Begin
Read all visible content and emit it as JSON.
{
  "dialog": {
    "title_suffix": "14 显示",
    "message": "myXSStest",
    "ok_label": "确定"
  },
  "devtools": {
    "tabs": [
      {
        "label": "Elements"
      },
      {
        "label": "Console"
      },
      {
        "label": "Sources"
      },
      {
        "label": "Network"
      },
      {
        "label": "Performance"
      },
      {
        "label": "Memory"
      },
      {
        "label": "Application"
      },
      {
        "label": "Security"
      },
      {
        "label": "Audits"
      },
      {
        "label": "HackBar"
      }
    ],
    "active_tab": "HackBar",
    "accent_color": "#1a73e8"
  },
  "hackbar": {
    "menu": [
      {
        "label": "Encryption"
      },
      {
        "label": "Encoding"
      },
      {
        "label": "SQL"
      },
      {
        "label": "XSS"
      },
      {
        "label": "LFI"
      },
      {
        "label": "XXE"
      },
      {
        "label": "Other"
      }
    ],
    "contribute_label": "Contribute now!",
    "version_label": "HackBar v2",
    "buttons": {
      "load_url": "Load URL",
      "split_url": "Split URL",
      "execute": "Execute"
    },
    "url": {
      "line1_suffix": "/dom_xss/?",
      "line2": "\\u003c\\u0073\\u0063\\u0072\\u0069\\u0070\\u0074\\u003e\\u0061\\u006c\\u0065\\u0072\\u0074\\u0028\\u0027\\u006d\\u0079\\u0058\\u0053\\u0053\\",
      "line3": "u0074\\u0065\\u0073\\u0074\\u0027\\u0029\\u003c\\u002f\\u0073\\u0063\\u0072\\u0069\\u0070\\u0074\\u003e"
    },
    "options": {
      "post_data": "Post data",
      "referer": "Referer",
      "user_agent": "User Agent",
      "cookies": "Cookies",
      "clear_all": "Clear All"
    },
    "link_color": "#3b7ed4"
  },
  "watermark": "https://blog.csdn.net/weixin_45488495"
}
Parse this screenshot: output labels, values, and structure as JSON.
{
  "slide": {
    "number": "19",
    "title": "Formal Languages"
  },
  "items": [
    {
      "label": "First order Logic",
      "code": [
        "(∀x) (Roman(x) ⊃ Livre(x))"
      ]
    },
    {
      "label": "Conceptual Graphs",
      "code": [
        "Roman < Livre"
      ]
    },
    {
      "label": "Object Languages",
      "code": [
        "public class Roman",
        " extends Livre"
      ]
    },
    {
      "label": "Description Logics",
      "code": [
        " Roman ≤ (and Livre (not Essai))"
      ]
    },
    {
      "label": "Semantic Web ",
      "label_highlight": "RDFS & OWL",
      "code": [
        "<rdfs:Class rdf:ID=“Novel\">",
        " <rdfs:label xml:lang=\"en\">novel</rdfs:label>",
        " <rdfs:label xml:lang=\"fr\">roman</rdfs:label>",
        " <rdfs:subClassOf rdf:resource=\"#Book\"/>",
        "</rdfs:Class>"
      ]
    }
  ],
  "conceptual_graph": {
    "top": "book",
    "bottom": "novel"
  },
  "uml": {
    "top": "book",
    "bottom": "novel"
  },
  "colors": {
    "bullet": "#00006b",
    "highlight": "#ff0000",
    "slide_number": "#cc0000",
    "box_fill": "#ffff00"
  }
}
End
> [Problem to solve]:
Extract the full listing above without alteration.

> [In response]:
Read all visible content and emit it as JSON.
{
  "dialog": {
    "title_suffix": "14 显示",
    "message": "myXSStest",
    "ok_label": "确定"
  },
  "devtools": {
    "tabs": [
      {
        "label": "Elements"
      },
      {
        "label": "Console"
      },
      {
        "label": "Sources"
      },
      {
        "label": "Network"
      },
      {
        "label": "Performance"
      },
      {
        "label": "Memory"
      },
      {
        "label": "Application"
      },
      {
        "label": "Security"
      },
      {
        "label": "Audits"
      },
      {
        "label": "HackBar"
      }
    ],
    "active_tab": "HackBar",
    "accent_color": "#1a73e8"
  },
  "hackbar": {
    "menu": [
      {
        "label": "Encryption"
      },
      {
        "label": "Encoding"
      },
      {
        "label": "SQL"
      },
      {
        "label": "XSS"
      },
      {
        "label": "LFI"
      },
      {
        "label": "XXE"
      },
      {
        "label": "Other"
      }
    ],
    "contribute_label": "Contribute now!",
    "version_label": "HackBar v2",
    "buttons": {
      "load_url": "Load URL",
      "split_url": "Split URL",
      "execute": "Execute"
    },
    "url": {
      "line1_suffix": "/dom_xss/?",
      "line2": "\\u003c\\u0073\\u0063\\u0072\\u0069\\u0070\\u0074\\u003e\\u0061\\u006c\\u0065\\u0072\\u0074\\u0028\\u0027\\u006d\\u0079\\u0058\\u0053\\u0053\\",
      "line3": "u0074\\u0065\\u0073\\u0074\\u0027\\u0029\\u003c\\u002f\\u0073\\u0063\\u0072\\u0069\\u0070\\u0074\\u003e"
    },
    "options": {
      "post_data": "Post data",
      "referer": "Referer",
      "user_agent": "User Agent",
      "cookies": "Cookies",
      "clear_all": "Clear All"
    },
    "link_color": "#3b7ed4"
  },
  "watermark": "https://blog.csdn.net/weixin_45488495"
}
Parse this screenshot: output labels, values, and structure as JSON.
{
  "slide": {
    "number": "19",
    "title": "Formal Languages"
  },
  "items": [
    {
      "label": "First order Logic",
      "code": [
        "(∀x) (Roman(x) ⊃ Livre(x))"
      ]
    },
    {
      "label": "Conceptual Graphs",
      "code": [
        "Roman < Livre"
      ]
    },
    {
      "label": "Object Languages",
      "code": [
        "public class Roman",
        " extends Livre"
      ]
    },
    {
      "label": "Description Logics",
      "code": [
        " Roman ≤ (and Livre (not Essai))"
      ]
    },
    {
      "label": "Semantic Web ",
      "label_highlight": "RDFS & OWL",
      "code": [
        "<rdfs:Class rdf:ID=“Novel\">",
        " <rdfs:label xml:lang=\"en\">novel</rdfs:label>",
        " <rdfs:label xml:lang=\"fr\">roman</rdfs:label>",
        " <rdfs:subClassOf rdf:resource=\"#Book\"/>",
        "</rdfs:Class>"
      ]
    }
  ],
  "conceptual_graph": {
    "top": "book",
    "bottom": "novel"
  },
  "uml": {
    "top": "book",
    "bottom": "novel"
  },
  "colors": {
    "bullet": "#00006b",
    "highlight": "#ff0000",
    "slide_number": "#cc0000",
    "box_fill": "#ffff00"
  }
}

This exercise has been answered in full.